PROBLEM TO SOLVE: Turn the lines of the listing from the line containing "menu-item-modify[interactable]: Modify... <box>185" through the line containing "style-tile-sample: AaBbCc <box>207" into a numbered list, leaving out any blank lines.

***

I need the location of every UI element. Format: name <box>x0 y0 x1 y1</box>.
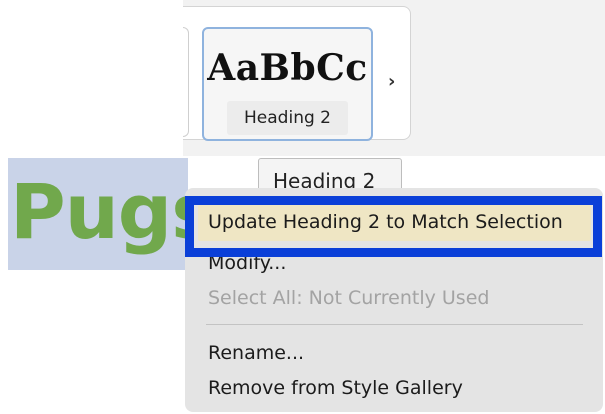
menu-item-modify[interactable]: Modify... <box>185 246 603 280</box>
word-window-crop: Pugs AaBbCc Heading 2 › Heading 2 Update… <box>0 0 605 414</box>
menu-separator <box>206 324 583 325</box>
previous-style-tile[interactable] <box>183 27 189 137</box>
menu-item-remove-from-style-gallery[interactable]: Remove from Style Gallery <box>185 371 603 405</box>
menu-item-rename[interactable]: Rename... <box>185 336 603 370</box>
style-tile-sample: AaBbCc <box>207 47 368 89</box>
style-context-menu: Update Heading 2 to Match Selection Modi… <box>185 188 603 412</box>
selected-heading-highlight: Pugs <box>8 158 216 270</box>
menu-item-update-to-match-selection[interactable]: Update Heading 2 to Match Selection <box>198 205 591 241</box>
style-tile-label: Heading 2 <box>227 101 348 135</box>
style-gallery: AaBbCc Heading 2 › <box>183 0 605 156</box>
menu-item-select-all: Select All: Not Currently Used <box>208 287 490 309</box>
style-tile-heading-2[interactable]: AaBbCc Heading 2 <box>202 27 373 141</box>
chevron-right-icon[interactable]: › <box>388 71 395 92</box>
style-gallery-panel: AaBbCc Heading 2 › <box>183 6 411 141</box>
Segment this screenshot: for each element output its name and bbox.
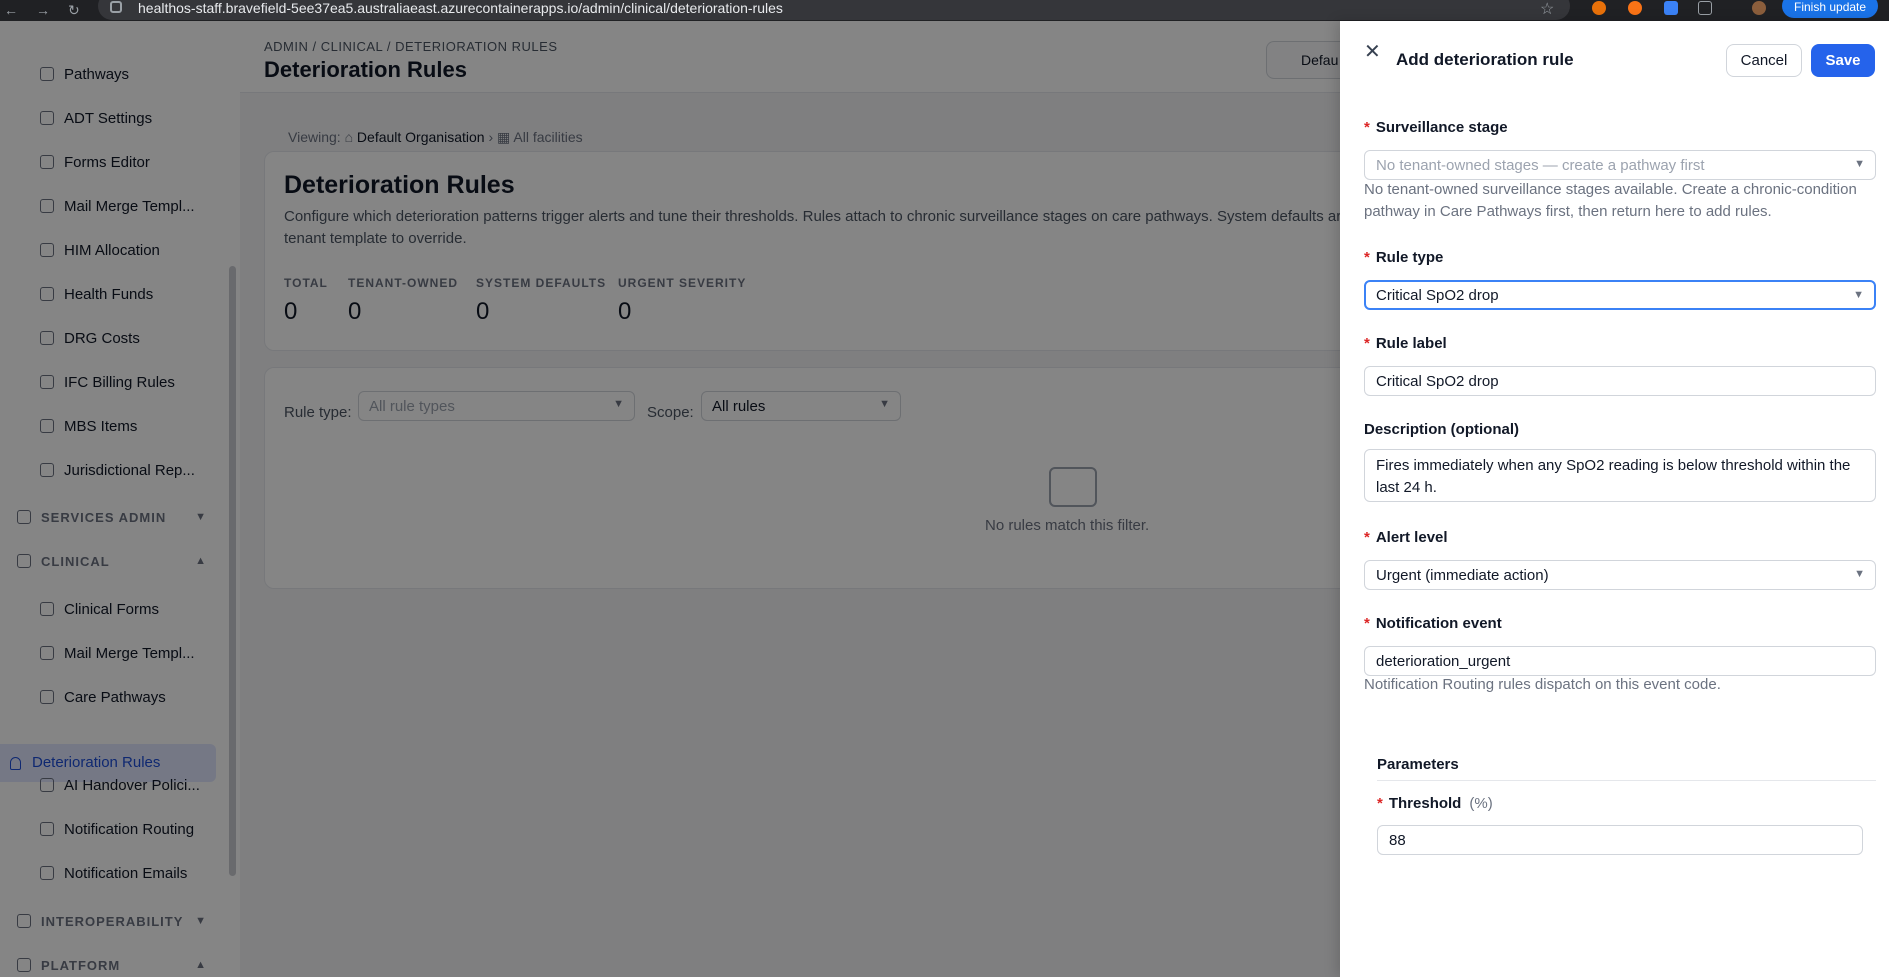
label-text: Surveillance stage: [1375, 119, 1508, 136]
extension-icon[interactable]: [1592, 1, 1606, 15]
chevron-down-icon: ▼: [1854, 568, 1865, 580]
select-placeholder: No tenant-owned stages — create a pathwa…: [1376, 157, 1705, 174]
back-icon[interactable]: ←: [4, 2, 18, 18]
finish-update-button[interactable]: Finish update: [1782, 0, 1879, 18]
rule-label-input[interactable]: Critical SpO2 drop: [1364, 366, 1876, 396]
forward-icon[interactable]: →: [36, 2, 50, 18]
reload-icon[interactable]: ↻: [68, 2, 80, 19]
browser-bar: ← → ↻ healthos-staff.bravefield-5ee37ea5…: [0, 0, 1889, 21]
surveillance-stage-label: * Surveillance stage: [1364, 119, 1508, 136]
url-text[interactable]: healthos-staff.bravefield-5ee37ea5.austr…: [138, 0, 783, 16]
cancel-button[interactable]: Cancel: [1726, 44, 1802, 77]
description-label: Description (optional): [1364, 421, 1519, 438]
drawer-title: Add deterioration rule: [1396, 50, 1574, 69]
extension-icon[interactable]: [1664, 1, 1678, 15]
select-value: Urgent (immediate action): [1376, 567, 1549, 584]
rule-label-label: * Rule label: [1364, 335, 1447, 352]
add-rule-drawer: ✕ Add deterioration rule Cancel Save * Su…: [1340, 21, 1889, 977]
alert-level-select[interactable]: Urgent (immediate action) ▼: [1364, 560, 1876, 590]
notification-event-help: Notification Routing rules dispatch on t…: [1364, 676, 1721, 693]
chevron-down-icon: ▼: [1853, 289, 1864, 301]
label-text: Notification event: [1375, 615, 1502, 632]
alert-level-label: * Alert level: [1364, 529, 1448, 546]
divider: [1377, 780, 1876, 781]
rule-type-label: * Rule type: [1364, 249, 1444, 266]
modal-backdrop[interactable]: [0, 21, 1340, 977]
label-text: Alert level: [1375, 529, 1448, 546]
input-value: Critical SpO2 drop: [1376, 373, 1499, 390]
site-info-icon[interactable]: [110, 1, 122, 13]
textarea-value: Fires immediately when any SpO2 reading …: [1376, 457, 1851, 496]
surveillance-stage-help: No tenant-owned surveillance stages avai…: [1364, 181, 1857, 220]
extensions-puzzle-icon[interactable]: [1698, 1, 1712, 15]
description-textarea[interactable]: Fires immediately when any SpO2 reading …: [1364, 449, 1876, 502]
threshold-unit: (%): [1469, 795, 1493, 812]
bookmark-star-icon[interactable]: ☆: [1540, 0, 1554, 19]
chevron-down-icon: ▼: [1854, 158, 1865, 170]
notification-event-input[interactable]: deterioration_urgent: [1364, 646, 1876, 676]
label-text: Threshold: [1388, 795, 1462, 812]
select-value: Critical SpO2 drop: [1376, 287, 1499, 304]
save-button[interactable]: Save: [1811, 44, 1875, 77]
threshold-label: * Threshold (%): [1377, 795, 1493, 812]
input-value: deterioration_urgent: [1376, 653, 1511, 670]
label-text: Rule type: [1375, 249, 1444, 266]
parameters-heading: Parameters: [1377, 756, 1459, 773]
label-text: Description (optional): [1364, 421, 1519, 438]
input-value: 88: [1389, 832, 1406, 849]
notification-event-label: * Notification event: [1364, 615, 1502, 632]
extension-icon[interactable]: [1628, 1, 1642, 15]
surveillance-stage-select[interactable]: No tenant-owned stages — create a pathwa…: [1364, 150, 1876, 180]
threshold-input[interactable]: 88: [1377, 825, 1863, 855]
label-text: Rule label: [1375, 335, 1447, 352]
profile-avatar[interactable]: [1752, 1, 1766, 15]
close-icon[interactable]: ✕: [1364, 39, 1381, 64]
rule-type-select[interactable]: Critical SpO2 drop ▼: [1364, 280, 1876, 310]
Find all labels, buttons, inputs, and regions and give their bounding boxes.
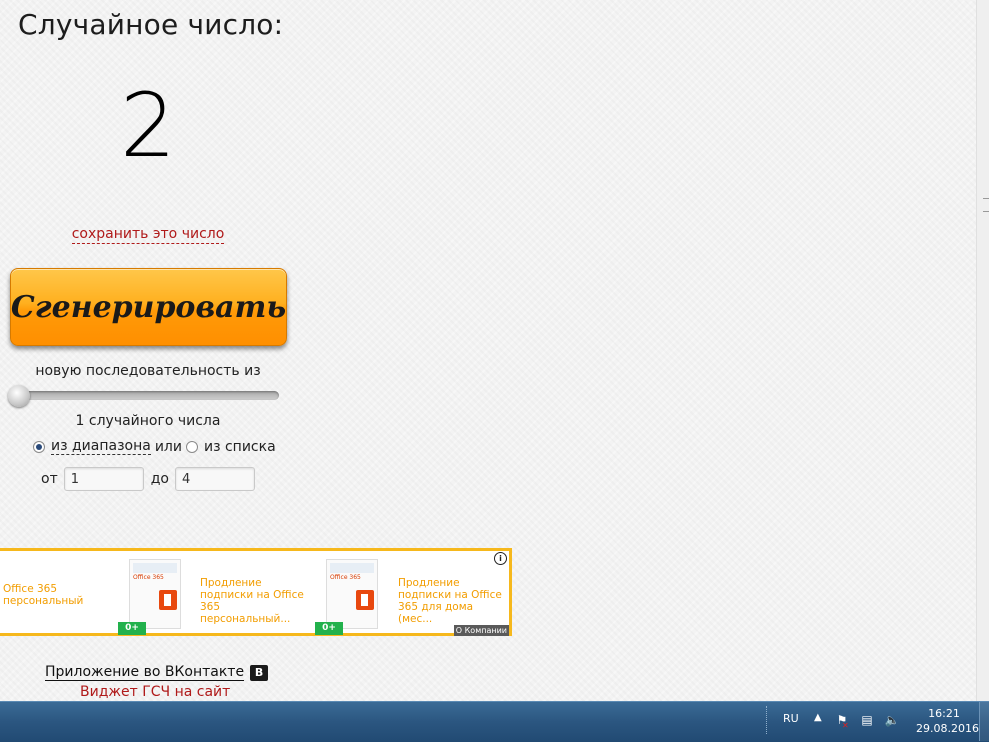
age-rating-badge: 0+	[315, 622, 343, 635]
show-desktop-button[interactable]	[979, 702, 989, 741]
to-input[interactable]	[174, 467, 255, 491]
ad-product-image-1[interactable]: Office 365	[129, 559, 181, 629]
save-number-link[interactable]: сохранить это число	[71, 226, 225, 244]
count-slider-thumb[interactable]	[8, 385, 30, 407]
office-logo-icon	[356, 590, 374, 610]
ad-product-image-2[interactable]: Office 365	[326, 559, 378, 629]
network-icon[interactable]: ▤	[859, 712, 875, 728]
range-mode-link[interactable]: из диапазона	[51, 438, 151, 455]
list-mode-label[interactable]: из списка	[204, 439, 276, 455]
tray-separator	[766, 706, 771, 734]
random-number-result: 2	[120, 74, 176, 177]
range-mode-radio[interactable]	[33, 440, 45, 453]
clock-time: 16:21	[928, 707, 960, 720]
list-mode-radio[interactable]	[185, 440, 198, 453]
ad-item-2-text[interactable]: Продление подписки на Office 365 персона…	[200, 577, 308, 625]
scrollbar-grip-icon[interactable]	[983, 198, 989, 212]
range-inputs: от до	[41, 467, 255, 491]
to-label: до	[150, 471, 169, 487]
clock-date: 29.08.2016	[916, 722, 979, 735]
page-title: Случайное число:	[18, 8, 284, 41]
from-input[interactable]	[63, 467, 144, 491]
count-label: 1 случайного числа	[75, 413, 221, 429]
ad-banner[interactable]: Office 365 персональный Office 365 0+ Пр…	[0, 548, 512, 636]
count-slider-track[interactable]	[14, 391, 279, 400]
clock[interactable]: 16:21 29.08.2016	[916, 706, 979, 736]
volume-icon[interactable]: 🔈	[884, 712, 900, 728]
ad-item-1-text[interactable]: Office 365 персональный	[3, 583, 113, 607]
widget-link[interactable]: Виджет ГСЧ на сайт	[80, 684, 230, 700]
ad-image-header	[330, 563, 374, 573]
sequence-label: новую последовательность из	[35, 363, 261, 379]
action-center-flag-icon[interactable]: ⚑	[834, 712, 850, 734]
mode-selector: из диапазона или из списка	[33, 438, 276, 455]
ad-info-icon[interactable]: i	[494, 552, 507, 565]
save-number-container: сохранить это число	[0, 226, 296, 244]
language-indicator[interactable]: RU	[783, 712, 799, 725]
vk-logo-icon: В	[250, 664, 269, 681]
office-logo-icon	[159, 590, 177, 610]
show-hidden-icons-icon[interactable]: ▲	[814, 712, 822, 723]
age-rating-badge: 0+	[118, 622, 146, 635]
or-label: или	[154, 438, 182, 455]
vertical-scrollbar[interactable]	[976, 0, 989, 701]
generate-button[interactable]: Сгенерировать	[10, 268, 287, 346]
ad-item-3-text[interactable]: Продление подписки на Office 365 для дом…	[398, 577, 506, 625]
ad-product-label: Office 365	[133, 574, 164, 581]
vk-app-link-text[interactable]: Приложение во ВКонтакте	[45, 664, 245, 681]
from-label: от	[41, 471, 58, 487]
ad-product-label: Office 365	[330, 574, 361, 581]
ad-about-link[interactable]: О Компании	[453, 625, 509, 636]
ad-image-header	[133, 563, 177, 573]
vk-app-link[interactable]: Приложение во ВКонтакте В	[45, 664, 269, 681]
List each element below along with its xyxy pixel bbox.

***

RESULT OF THE TASK:
1. menu-item-modify[interactable]: Modify... <box>185 246 603 280</box>
2. word-window-crop: Pugs AaBbCc Heading 2 › Heading 2 Update… <box>0 0 605 414</box>
3. menu-separator <box>206 324 583 325</box>
4. previous-style-tile[interactable] <box>183 27 189 137</box>
5. menu-item-remove-from-style-gallery[interactable]: Remove from Style Gallery <box>185 371 603 405</box>
6. menu-item-rename[interactable]: Rename... <box>185 336 603 370</box>
7. style-tile-sample: AaBbCc <box>207 47 368 89</box>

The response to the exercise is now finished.